** Do this **
Examine the records and identify each line that includes the string "icon". Copy those lines.

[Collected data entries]
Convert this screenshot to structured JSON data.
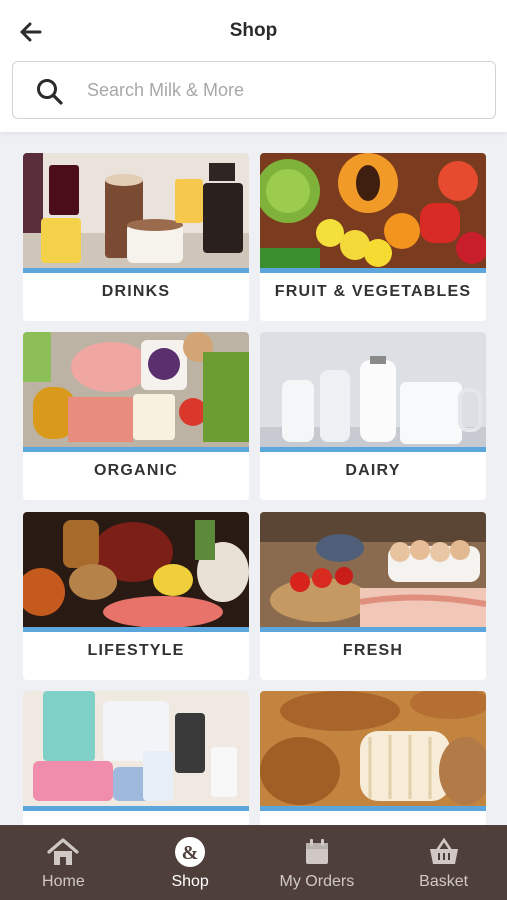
{
  "header": {
    "title": "Shop",
    "back_icon": "arrow-left-icon"
  },
  "search": {
    "placeholder": "Search Milk & More",
    "value": "",
    "icon": "search-icon"
  },
  "categories": [
    {
      "label": "DRINKS"
    },
    {
      "label": "FRUIT & VEGETABLES"
    },
    {
      "label": "ORGANIC"
    },
    {
      "label": "DAIRY"
    },
    {
      "label": "LIFESTYLE"
    },
    {
      "label": "FRESH"
    },
    {
      "label": ""
    },
    {
      "label": ""
    }
  ],
  "bottom_nav": {
    "items": [
      {
        "label": "Home",
        "icon": "home-icon",
        "active": false
      },
      {
        "label": "Shop",
        "icon": "shop-icon",
        "active": true
      },
      {
        "label": "My Orders",
        "icon": "calendar-icon",
        "active": false
      },
      {
        "label": "Basket",
        "icon": "basket-icon",
        "active": false
      }
    ]
  },
  "colors": {
    "accent_bar": "#5aa6dd",
    "nav_background": "#4f3f3a",
    "page_background": "#eef0f3"
  }
}
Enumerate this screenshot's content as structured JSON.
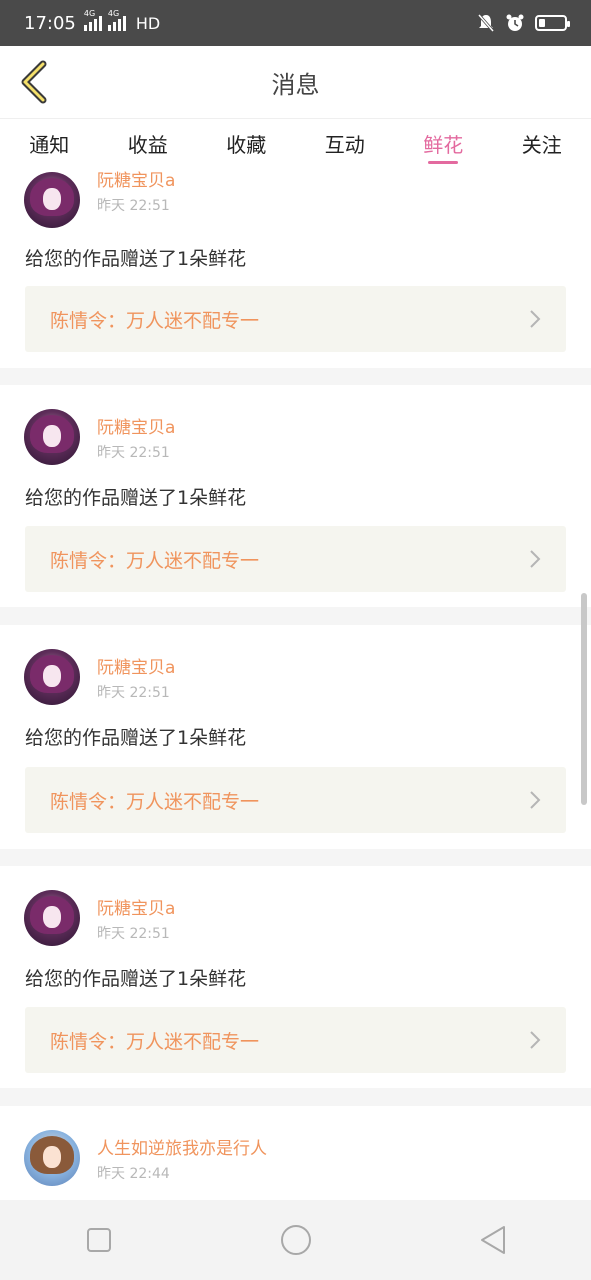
{
  "status_bar": {
    "time": "17:05",
    "network1": "4G",
    "network2": "4G",
    "hd": "HD"
  },
  "header": {
    "title": "消息",
    "back_icon": "chevron-left-icon"
  },
  "tabs": [
    {
      "label": "通知",
      "active": false
    },
    {
      "label": "收益",
      "active": false
    },
    {
      "label": "收藏",
      "active": false
    },
    {
      "label": "互动",
      "active": false
    },
    {
      "label": "鲜花",
      "active": true
    },
    {
      "label": "关注",
      "active": false
    }
  ],
  "colors": {
    "accent_pink": "#e36a9f",
    "accent_orange": "#f0945d",
    "status_bar": "#4a4a4a"
  },
  "messages": [
    {
      "user": "阮糖宝贝a",
      "time": "昨天 22:51",
      "action": "给您的作品赠送了1朵鲜花",
      "work": "陈情令：万人迷不配专一"
    },
    {
      "user": "阮糖宝贝a",
      "time": "昨天 22:51",
      "action": "给您的作品赠送了1朵鲜花",
      "work": "陈情令：万人迷不配专一"
    },
    {
      "user": "阮糖宝贝a",
      "time": "昨天 22:51",
      "action": "给您的作品赠送了1朵鲜花",
      "work": "陈情令：万人迷不配专一"
    },
    {
      "user": "阮糖宝贝a",
      "time": "昨天 22:51",
      "action": "给您的作品赠送了1朵鲜花",
      "work": "陈情令：万人迷不配专一"
    },
    {
      "user": "人生如逆旅我亦是行人",
      "time": "昨天 22:44",
      "action": "",
      "work": ""
    }
  ],
  "nav": {
    "recent": "square-icon",
    "home": "circle-icon",
    "back": "triangle-back-icon"
  }
}
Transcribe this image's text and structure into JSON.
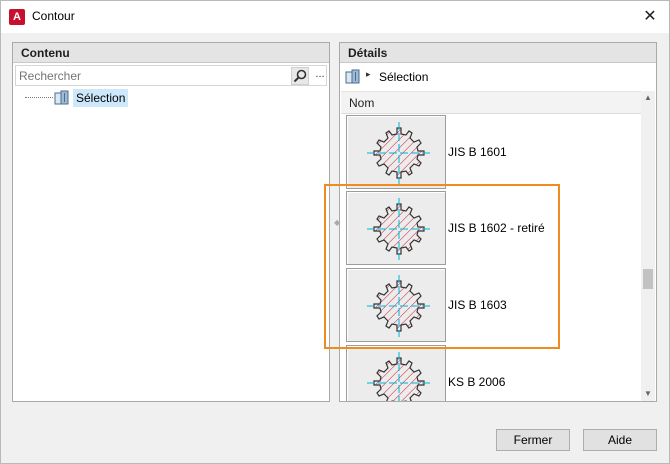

** The completed task **
    "back_icon": "arrow-left-icon"
    "icon": "search-icon"
        "icon": "home-icon",
        "icon": "shop-icon",
        "icon": "calendar-icon",
        "icon": "basket-icon",
    "back_icon": "chevron-left-icon"
    "recent": "square-icon",
    "home": "circle-icon",
    "back": "triangle-back-icon"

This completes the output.